[Source material]
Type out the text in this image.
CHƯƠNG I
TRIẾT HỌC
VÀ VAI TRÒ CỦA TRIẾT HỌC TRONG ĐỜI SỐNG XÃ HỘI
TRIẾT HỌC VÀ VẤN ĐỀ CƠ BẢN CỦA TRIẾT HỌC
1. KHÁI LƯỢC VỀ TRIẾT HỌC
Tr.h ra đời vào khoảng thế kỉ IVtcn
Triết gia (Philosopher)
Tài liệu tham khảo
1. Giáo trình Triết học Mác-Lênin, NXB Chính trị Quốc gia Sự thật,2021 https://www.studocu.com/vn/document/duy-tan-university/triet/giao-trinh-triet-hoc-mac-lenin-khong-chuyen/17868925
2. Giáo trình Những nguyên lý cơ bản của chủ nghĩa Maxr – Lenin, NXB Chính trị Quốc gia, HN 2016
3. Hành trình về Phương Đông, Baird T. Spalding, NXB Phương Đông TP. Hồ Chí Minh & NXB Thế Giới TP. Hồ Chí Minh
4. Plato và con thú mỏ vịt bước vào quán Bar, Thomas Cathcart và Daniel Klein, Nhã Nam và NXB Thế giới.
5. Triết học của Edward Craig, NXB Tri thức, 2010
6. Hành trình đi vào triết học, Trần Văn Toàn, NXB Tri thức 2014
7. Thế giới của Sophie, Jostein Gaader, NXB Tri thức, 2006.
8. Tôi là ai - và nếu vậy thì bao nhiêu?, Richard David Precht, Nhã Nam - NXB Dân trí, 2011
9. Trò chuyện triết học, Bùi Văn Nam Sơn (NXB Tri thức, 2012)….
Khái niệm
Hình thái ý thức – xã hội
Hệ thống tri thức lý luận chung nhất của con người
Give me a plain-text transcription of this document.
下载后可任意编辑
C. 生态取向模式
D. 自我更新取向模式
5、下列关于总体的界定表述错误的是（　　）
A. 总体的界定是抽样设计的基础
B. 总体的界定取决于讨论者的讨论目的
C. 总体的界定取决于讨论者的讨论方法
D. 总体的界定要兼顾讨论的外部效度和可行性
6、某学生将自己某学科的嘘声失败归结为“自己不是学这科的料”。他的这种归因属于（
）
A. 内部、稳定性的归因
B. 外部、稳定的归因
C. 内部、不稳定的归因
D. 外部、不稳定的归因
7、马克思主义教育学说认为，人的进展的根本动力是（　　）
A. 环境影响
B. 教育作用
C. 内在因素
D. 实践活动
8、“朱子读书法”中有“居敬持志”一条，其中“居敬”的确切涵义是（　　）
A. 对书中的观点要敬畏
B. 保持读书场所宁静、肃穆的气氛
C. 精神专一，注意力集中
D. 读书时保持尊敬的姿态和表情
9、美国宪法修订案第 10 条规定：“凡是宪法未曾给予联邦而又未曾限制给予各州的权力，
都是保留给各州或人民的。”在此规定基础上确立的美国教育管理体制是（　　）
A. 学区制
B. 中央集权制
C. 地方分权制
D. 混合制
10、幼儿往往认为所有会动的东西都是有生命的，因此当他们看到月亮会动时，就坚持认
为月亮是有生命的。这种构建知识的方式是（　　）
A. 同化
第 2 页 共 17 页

...

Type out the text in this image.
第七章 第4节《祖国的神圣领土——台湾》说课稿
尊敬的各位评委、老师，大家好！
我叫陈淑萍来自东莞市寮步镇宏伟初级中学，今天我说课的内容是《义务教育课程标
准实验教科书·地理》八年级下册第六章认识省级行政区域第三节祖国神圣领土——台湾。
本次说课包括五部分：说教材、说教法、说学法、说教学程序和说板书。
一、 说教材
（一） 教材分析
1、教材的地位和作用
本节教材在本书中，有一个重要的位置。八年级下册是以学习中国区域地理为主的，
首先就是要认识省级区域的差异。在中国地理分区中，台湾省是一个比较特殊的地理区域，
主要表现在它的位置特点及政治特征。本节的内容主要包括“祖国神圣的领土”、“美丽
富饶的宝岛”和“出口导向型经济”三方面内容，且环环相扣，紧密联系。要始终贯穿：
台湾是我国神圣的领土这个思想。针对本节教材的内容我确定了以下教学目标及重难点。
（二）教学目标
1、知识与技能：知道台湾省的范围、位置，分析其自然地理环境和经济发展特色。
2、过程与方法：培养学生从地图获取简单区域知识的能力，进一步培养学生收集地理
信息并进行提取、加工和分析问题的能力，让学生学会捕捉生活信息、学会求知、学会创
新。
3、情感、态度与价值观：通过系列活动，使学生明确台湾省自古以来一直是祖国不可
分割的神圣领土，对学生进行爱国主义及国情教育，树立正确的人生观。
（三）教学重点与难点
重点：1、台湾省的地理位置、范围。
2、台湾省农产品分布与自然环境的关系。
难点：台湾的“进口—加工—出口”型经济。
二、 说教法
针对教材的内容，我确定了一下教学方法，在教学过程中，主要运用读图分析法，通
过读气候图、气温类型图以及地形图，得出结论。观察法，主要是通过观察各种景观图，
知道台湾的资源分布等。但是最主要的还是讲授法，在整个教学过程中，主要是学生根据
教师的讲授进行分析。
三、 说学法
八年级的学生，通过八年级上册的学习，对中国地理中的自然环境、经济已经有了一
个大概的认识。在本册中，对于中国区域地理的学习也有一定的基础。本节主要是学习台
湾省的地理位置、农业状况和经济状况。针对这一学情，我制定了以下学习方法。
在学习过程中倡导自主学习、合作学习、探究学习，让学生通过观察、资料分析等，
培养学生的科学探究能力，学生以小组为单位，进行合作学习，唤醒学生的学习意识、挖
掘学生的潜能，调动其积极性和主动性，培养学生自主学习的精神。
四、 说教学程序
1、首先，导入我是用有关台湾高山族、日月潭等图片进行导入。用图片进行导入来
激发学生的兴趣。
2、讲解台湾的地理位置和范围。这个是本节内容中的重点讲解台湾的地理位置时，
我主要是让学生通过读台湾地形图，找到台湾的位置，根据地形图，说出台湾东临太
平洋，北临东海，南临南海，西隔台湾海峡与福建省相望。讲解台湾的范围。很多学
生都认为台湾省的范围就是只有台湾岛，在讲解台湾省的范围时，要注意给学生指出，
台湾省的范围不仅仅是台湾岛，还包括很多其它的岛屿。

...

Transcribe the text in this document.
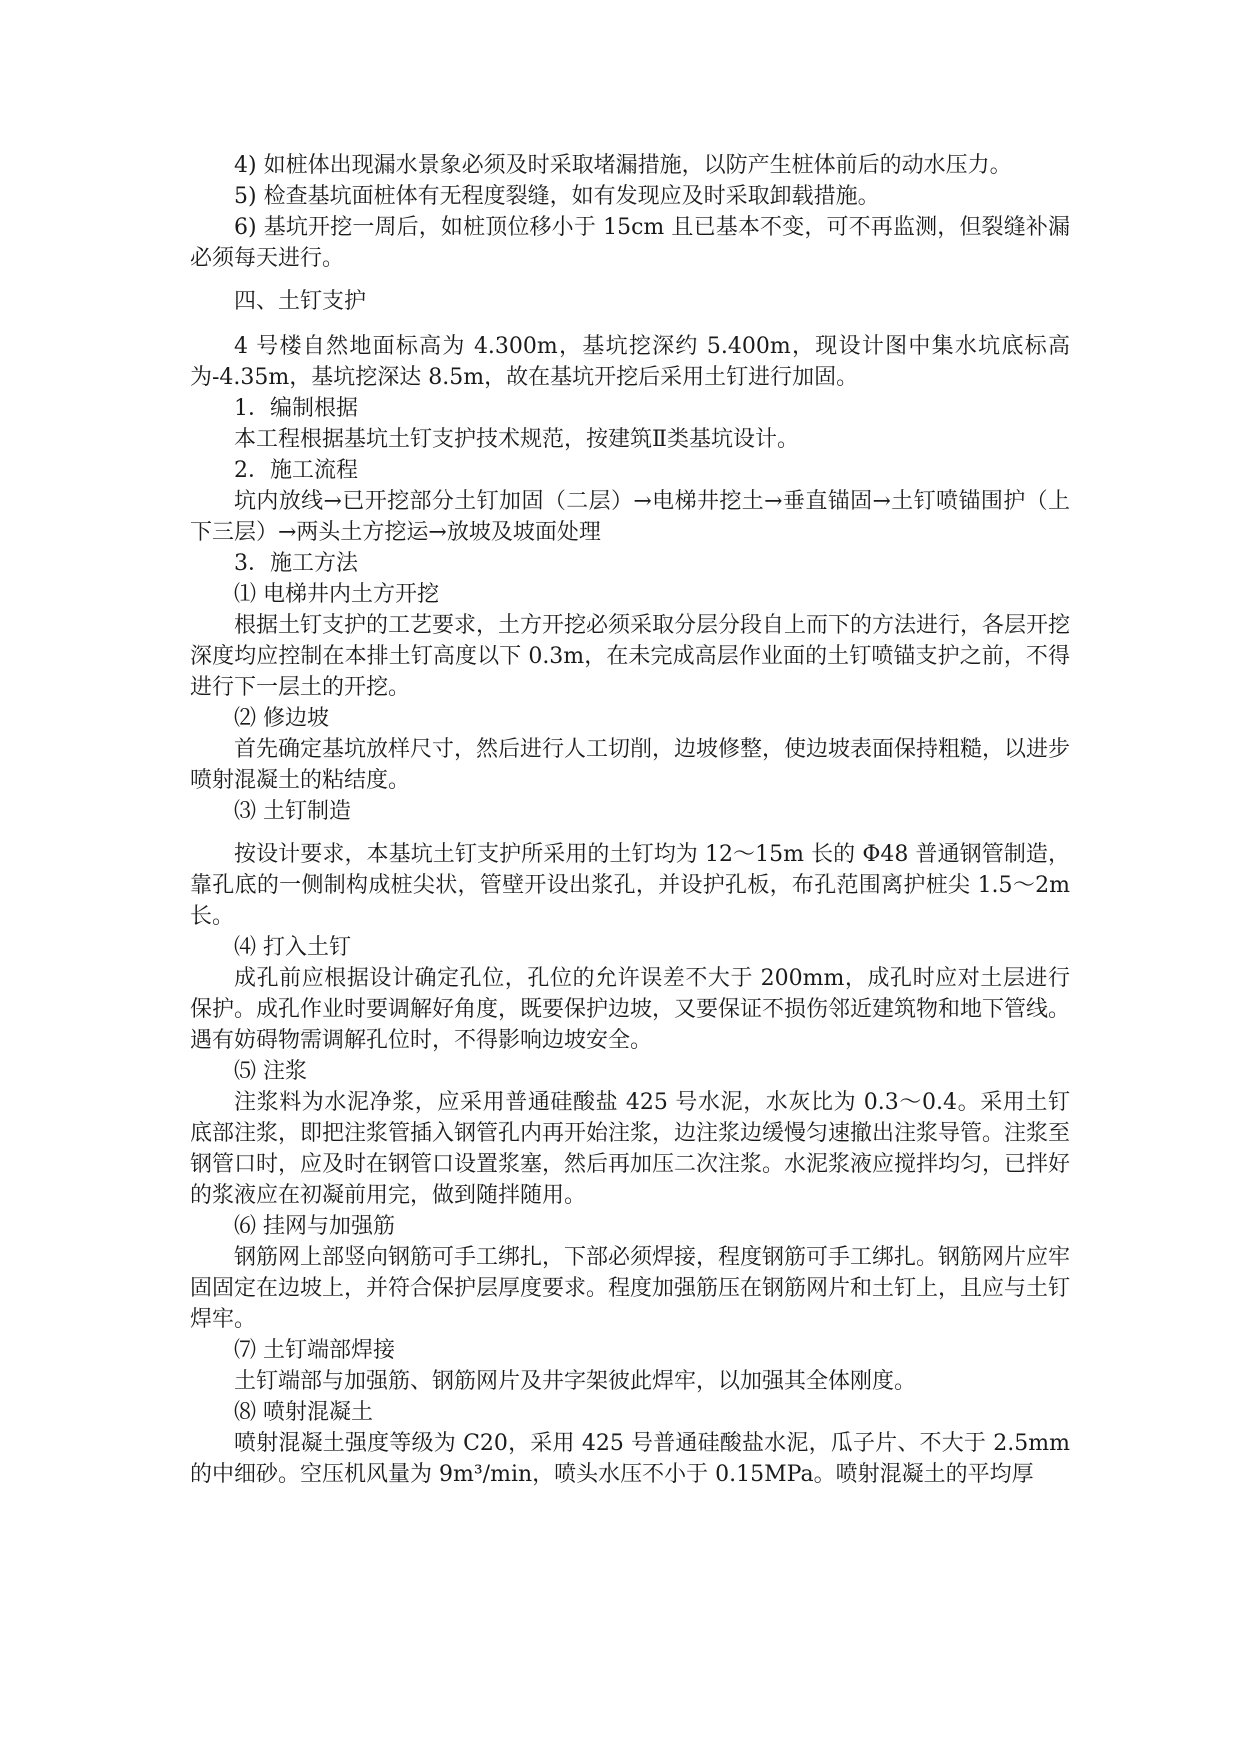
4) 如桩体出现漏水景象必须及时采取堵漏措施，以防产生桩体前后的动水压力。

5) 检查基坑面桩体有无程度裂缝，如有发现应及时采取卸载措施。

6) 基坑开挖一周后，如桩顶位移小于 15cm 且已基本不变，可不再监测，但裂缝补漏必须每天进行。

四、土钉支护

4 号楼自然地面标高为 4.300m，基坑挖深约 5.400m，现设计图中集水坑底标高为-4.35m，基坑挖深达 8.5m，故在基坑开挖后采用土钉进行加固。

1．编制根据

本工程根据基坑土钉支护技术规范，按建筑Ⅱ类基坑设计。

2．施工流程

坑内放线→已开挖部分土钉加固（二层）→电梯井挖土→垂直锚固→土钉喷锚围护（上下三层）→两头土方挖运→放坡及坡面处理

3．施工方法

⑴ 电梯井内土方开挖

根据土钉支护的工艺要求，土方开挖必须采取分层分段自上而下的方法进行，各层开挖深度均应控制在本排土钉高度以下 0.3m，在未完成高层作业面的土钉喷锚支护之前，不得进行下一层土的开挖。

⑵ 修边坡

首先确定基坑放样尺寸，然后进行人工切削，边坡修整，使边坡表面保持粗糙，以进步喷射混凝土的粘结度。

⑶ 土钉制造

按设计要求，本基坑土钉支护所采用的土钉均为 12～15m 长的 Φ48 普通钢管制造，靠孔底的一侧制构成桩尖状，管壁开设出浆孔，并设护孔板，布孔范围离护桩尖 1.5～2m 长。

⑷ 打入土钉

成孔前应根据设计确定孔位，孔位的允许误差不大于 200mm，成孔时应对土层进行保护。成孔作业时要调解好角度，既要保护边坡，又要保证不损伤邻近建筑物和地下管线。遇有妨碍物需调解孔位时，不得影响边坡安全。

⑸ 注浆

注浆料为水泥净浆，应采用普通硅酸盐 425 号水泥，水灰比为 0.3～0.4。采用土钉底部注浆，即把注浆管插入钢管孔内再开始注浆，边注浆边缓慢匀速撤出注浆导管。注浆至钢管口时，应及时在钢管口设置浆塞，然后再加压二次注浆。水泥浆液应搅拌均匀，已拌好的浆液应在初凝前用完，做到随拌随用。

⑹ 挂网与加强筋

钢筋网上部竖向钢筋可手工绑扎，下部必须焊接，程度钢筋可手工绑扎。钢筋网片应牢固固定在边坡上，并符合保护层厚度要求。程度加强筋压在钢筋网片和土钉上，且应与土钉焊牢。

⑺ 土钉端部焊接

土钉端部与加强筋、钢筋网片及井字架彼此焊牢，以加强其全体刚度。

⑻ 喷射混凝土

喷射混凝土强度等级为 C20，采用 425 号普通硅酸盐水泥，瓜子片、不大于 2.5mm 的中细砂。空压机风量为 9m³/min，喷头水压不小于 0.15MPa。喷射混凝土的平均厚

[Direction]
Out of the records, collect only those lines that contain the string "trình".

[Result of the exercise]
1. Giáo trình Triết học Mác-Lênin, NXB Chính trị Quốc gia Sự thật,2021 https://www.studocu.com/vn/document/duy-tan-university/triet/giao-trinh-triet-hoc-mac-lenin-khong-chuyen/17868925
2. Giáo trình Những nguyên lý cơ bản của chủ nghĩa Maxr – Lenin, NXB Chính trị Quốc gia, HN 2016
3. Hành trình về Phương Đông, Baird T. Spalding, NXB Phương Đông TP. Hồ Chí Minh & NXB Thế Giới TP. Hồ Chí Minh
6. Hành trình đi vào triết học, Trần Văn Toàn, NXB Tri thức 2014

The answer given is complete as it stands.